# Requirements
Type out the complete listing below word for word, without its pictures.

#####

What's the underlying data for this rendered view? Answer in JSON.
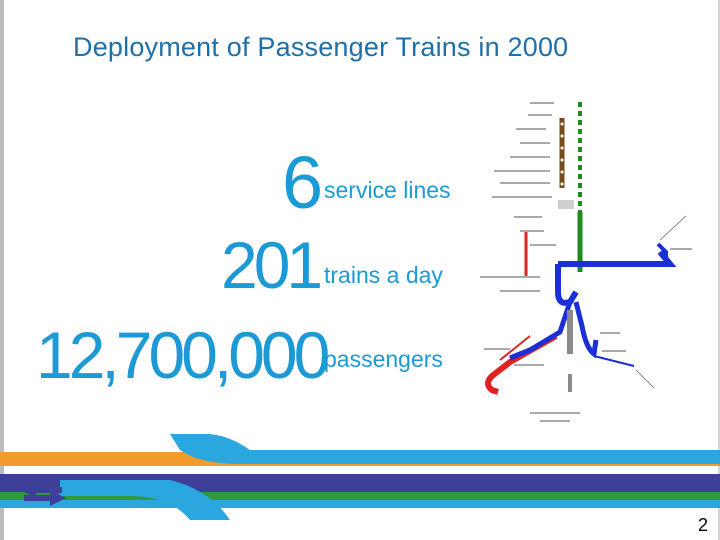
{
  "slide": {
    "title": "Deployment of Passenger Trains in 2000",
    "stats": [
      {
        "number": "6",
        "label": "service lines"
      },
      {
        "number": "201",
        "label": "trains a day"
      },
      {
        "number": "12,700,000",
        "label": "passengers"
      }
    ],
    "page_number": "2"
  },
  "colors": {
    "title": "#1f6fa8",
    "stat": "#1b9ad6",
    "map_blue": "#1a2fd6",
    "map_green": "#1f8a1f",
    "map_red": "#e02222",
    "map_brown": "#7a4a1c",
    "map_gray": "#8a8a8a",
    "stripe_blue": "#3d3f98",
    "stripe_orange": "#f39c2d",
    "stripe_green": "#2e9b3a",
    "stripe_light_blue": "#2aa7de"
  },
  "icons": {
    "logo": "railway-double-arrow-logo"
  }
}
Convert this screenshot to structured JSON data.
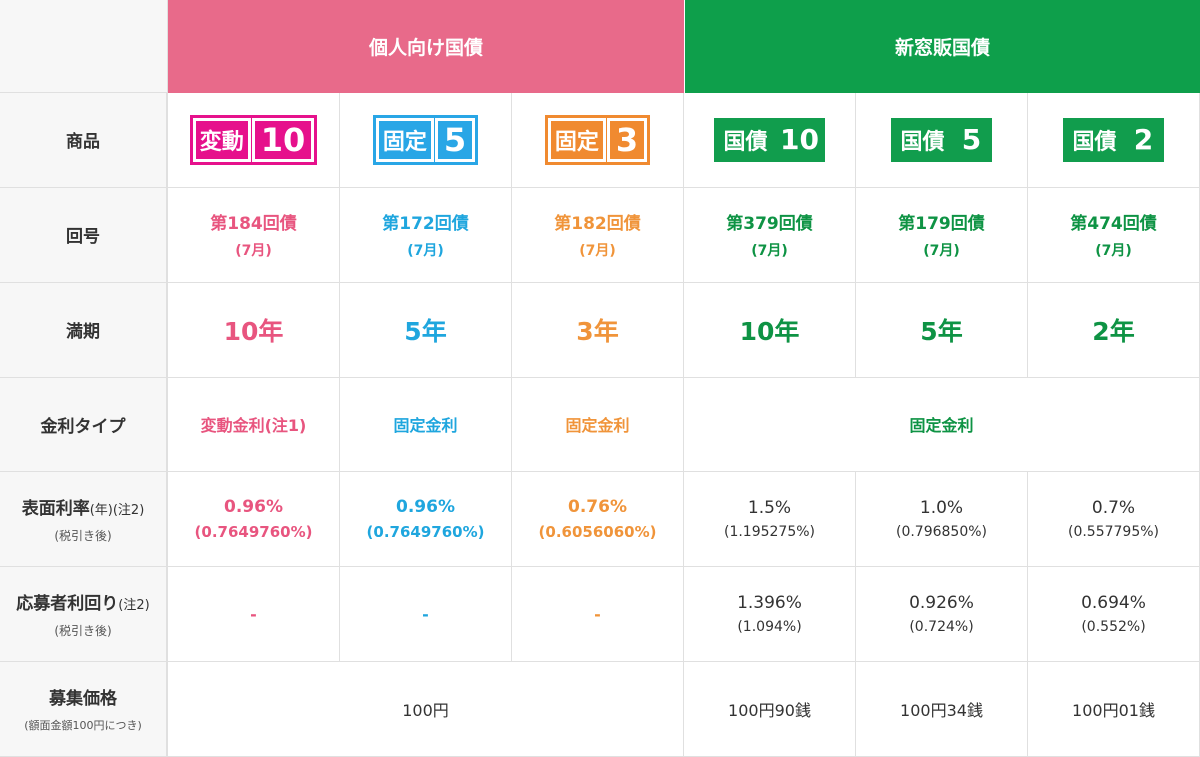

#####

# Final result
What's the underlying data for this rendered view? Answer in JSON.
{
  "slide": {
    "title": "Deployment of Passenger Trains in 2000",
    "stats": [
      {
        "number": "6",
        "label": "service lines"
      },
      {
        "number": "201",
        "label": "trains a day"
      },
      {
        "number": "12,700,000",
        "label": "passengers"
      }
    ],
    "page_number": "2"
  },
  "colors": {
    "title": "#1f6fa8",
    "stat": "#1b9ad6",
    "map_blue": "#1a2fd6",
    "map_green": "#1f8a1f",
    "map_red": "#e02222",
    "map_brown": "#7a4a1c",
    "map_gray": "#8a8a8a",
    "stripe_blue": "#3d3f98",
    "stripe_orange": "#f39c2d",
    "stripe_green": "#2e9b3a",
    "stripe_light_blue": "#2aa7de"
  },
  "icons": {
    "logo": "railway-double-arrow-logo"
  }
}
Convert this screenshot to structured JSON data.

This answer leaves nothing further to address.